== KUTIPAN UNTUK DIBACA ==
Sandwich Generation, Dana Pensiun, JHT & Investasi
Hari ini saya tersentak membaca twit dari salah satu akun: “Orang tua bukanlah dana darurat anda, anak-anak bukanlah dana pensiun anda. Teman Sahabat bukanlah pay later Anda.”
Kira-kira begitu pesan yang
ingin disampaikan agar kita menciptakan kekayaan sendiri dan independen secara
finansial.
Mampukah? Bisa iya, Bisa tidak.
Masih ingat dalam 3 minggu
terakhir sejak Februari hingga Maret 2022 ini, kebijakan Jaminan Hari Tua (JHT)
dalam layanan BP Jamsostek menjadi keributan nasional. Banyak yang menolak JHT
dicairkan ketika seseorang baru pension di usia 55/56.
Lupakan soal JHT. Dengan
segala macam alasan, pension merupakan hal yang menjadi momok jika tidak dipikirkan
secara matang.
Di Prancis, tiga tahun silam,
ada strike demo para pekerja yang terkait dengan masa pension. Mereka menolak masa
pension diperpanjang. Alasannya? Cape lah bro……
Beda ya dengan di Indonesia.
Di kita, bekerja adalah masa
sekarang. Hasilnya dinikmati pun masa sekarang. Yang nanti, biarlah nanti baru
dipikirkan.
Sejumlah teman saya bahkan pada
beberapa tahun lalu telah mencairkan sebagian dari dana JHT mereka. Alasannya
macem-macem. Saya cuma tersenyum, duit mereka ini.
Bagi para pekerja, terutama
generasi kelahiran ’70, ’80, dan ’90, inilah masa-masa mereka menikmati
kestabilan status, baik secara social maupun finansial.
Yang bujangan dan hidup di
Jakarta, kenikmatan duniawi harus dinikmati. Beli motor harus yang baru,
padahal gaji cuma 2 kali UMR. Naik gaji dikit, cicil mobil baru. Cicil rumah
sepetak dengan harga 500 juta-1 miliar.
Bagi yang telah berkeluarga,
cicilan merupakan jebakan seumur hidup. Kredit rumah bisa 15-20 tahun. Mobil pun
diangsur minimal Rp2,5 juta per bulan.

== DAFTAR CATATAN ==
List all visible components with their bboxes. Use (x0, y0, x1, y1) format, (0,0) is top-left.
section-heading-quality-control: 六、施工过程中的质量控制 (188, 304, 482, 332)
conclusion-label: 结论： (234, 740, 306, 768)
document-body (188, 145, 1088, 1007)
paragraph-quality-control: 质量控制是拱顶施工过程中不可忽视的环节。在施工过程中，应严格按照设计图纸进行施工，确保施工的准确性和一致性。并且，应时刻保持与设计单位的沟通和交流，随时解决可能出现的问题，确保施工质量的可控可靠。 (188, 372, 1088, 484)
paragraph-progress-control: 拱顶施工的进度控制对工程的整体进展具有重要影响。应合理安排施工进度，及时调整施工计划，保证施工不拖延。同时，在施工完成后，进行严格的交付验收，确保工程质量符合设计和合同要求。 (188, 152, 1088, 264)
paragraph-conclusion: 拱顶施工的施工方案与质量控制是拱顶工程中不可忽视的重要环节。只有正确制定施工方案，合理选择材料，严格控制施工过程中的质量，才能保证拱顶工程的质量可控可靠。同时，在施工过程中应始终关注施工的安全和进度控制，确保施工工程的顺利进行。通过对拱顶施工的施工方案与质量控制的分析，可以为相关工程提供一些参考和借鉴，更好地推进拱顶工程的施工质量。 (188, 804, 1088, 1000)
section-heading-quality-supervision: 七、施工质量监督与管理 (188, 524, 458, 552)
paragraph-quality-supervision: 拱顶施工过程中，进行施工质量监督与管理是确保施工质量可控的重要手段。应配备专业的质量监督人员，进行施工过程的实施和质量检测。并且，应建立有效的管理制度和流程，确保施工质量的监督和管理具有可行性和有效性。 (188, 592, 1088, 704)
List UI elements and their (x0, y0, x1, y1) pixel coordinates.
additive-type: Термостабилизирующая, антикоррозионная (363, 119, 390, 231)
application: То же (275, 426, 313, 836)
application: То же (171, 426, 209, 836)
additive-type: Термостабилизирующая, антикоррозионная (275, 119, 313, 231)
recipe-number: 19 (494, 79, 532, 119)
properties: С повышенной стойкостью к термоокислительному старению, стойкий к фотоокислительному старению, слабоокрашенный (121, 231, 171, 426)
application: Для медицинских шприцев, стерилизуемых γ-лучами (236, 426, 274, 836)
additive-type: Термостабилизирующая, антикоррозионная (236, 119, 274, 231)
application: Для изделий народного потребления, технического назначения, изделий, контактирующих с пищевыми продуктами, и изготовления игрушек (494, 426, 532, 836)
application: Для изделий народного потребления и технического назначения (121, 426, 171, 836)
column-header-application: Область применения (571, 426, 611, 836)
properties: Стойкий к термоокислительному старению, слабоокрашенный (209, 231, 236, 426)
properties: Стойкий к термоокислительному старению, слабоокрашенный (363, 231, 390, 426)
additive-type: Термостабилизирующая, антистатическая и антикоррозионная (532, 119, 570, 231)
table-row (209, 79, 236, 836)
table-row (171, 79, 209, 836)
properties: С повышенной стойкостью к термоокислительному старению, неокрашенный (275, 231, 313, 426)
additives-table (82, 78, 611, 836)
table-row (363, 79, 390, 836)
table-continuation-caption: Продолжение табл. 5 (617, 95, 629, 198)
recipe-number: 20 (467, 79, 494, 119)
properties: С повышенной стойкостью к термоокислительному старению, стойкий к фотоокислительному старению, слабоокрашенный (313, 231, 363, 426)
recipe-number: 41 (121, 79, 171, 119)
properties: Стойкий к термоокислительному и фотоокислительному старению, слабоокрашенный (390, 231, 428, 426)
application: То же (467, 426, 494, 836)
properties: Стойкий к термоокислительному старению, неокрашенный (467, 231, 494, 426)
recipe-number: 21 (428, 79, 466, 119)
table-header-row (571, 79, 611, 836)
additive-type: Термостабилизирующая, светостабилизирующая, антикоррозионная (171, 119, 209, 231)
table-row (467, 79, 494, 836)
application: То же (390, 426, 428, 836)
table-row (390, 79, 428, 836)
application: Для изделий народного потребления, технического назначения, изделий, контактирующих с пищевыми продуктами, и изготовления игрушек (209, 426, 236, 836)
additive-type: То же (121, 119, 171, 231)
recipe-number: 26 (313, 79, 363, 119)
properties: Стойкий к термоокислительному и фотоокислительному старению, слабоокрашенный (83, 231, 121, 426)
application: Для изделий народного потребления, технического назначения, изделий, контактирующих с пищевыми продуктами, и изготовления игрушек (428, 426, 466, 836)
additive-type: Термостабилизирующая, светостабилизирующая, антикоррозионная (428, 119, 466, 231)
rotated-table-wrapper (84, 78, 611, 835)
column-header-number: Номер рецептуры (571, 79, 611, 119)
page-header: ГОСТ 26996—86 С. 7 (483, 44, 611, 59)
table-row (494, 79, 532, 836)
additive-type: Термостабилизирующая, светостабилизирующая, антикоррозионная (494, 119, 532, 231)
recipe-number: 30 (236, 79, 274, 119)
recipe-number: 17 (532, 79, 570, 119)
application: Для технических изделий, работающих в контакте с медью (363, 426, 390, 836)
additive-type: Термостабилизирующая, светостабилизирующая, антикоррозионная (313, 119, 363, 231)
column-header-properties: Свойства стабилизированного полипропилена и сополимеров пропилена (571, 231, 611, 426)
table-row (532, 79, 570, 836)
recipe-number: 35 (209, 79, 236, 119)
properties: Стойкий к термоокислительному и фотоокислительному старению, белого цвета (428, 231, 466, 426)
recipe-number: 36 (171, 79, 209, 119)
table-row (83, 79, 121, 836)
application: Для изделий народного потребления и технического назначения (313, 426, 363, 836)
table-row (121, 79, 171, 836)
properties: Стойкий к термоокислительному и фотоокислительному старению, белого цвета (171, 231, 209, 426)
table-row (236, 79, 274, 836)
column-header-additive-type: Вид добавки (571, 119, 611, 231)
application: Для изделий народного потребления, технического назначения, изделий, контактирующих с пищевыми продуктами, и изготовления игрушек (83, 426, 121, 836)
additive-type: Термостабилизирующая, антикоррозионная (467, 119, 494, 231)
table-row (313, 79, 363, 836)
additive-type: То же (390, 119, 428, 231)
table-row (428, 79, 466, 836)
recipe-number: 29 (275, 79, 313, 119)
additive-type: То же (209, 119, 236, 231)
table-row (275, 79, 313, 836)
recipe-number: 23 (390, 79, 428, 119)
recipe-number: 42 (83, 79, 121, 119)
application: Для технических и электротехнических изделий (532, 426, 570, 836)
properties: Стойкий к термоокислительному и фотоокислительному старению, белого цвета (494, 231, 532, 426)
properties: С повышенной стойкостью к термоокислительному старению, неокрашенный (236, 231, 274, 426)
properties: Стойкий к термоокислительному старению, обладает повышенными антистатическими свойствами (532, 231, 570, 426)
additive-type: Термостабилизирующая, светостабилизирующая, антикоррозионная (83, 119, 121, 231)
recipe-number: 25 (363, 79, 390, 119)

== TUGAS ==
Salin persis bagian tulisan tentang dana pensiun di atas, dari kata "Sandwich Generation, Dana" sampai dengan kata "secara matang.", termasuk kata-kata terakhir itu.

== JAWABAN TUGAS ==
Sandwich Generation, Dana Pensiun, JHT & Investasi
Hari ini saya tersentak membaca twit dari salah satu akun: “Orang tua bukanlah dana darurat anda, anak-anak bukanlah dana pensiun anda. Teman Sahabat bukanlah pay later Anda.”
Kira-kira begitu pesan yang
ingin disampaikan agar kita menciptakan kekayaan sendiri dan independen secara
finansial.
Mampukah? Bisa iya, Bisa tidak.
Masih ingat dalam 3 minggu
terakhir sejak Februari hingga Maret 2022 ini, kebijakan Jaminan Hari Tua (JHT)
dalam layanan BP Jamsostek menjadi keributan nasional. Banyak yang menolak JHT
dicairkan ketika seseorang baru pension di usia 55/56.
Lupakan soal JHT. Dengan
segala macam alasan, pension merupakan hal yang menjadi momok jika tidak dipikirkan
secara matang.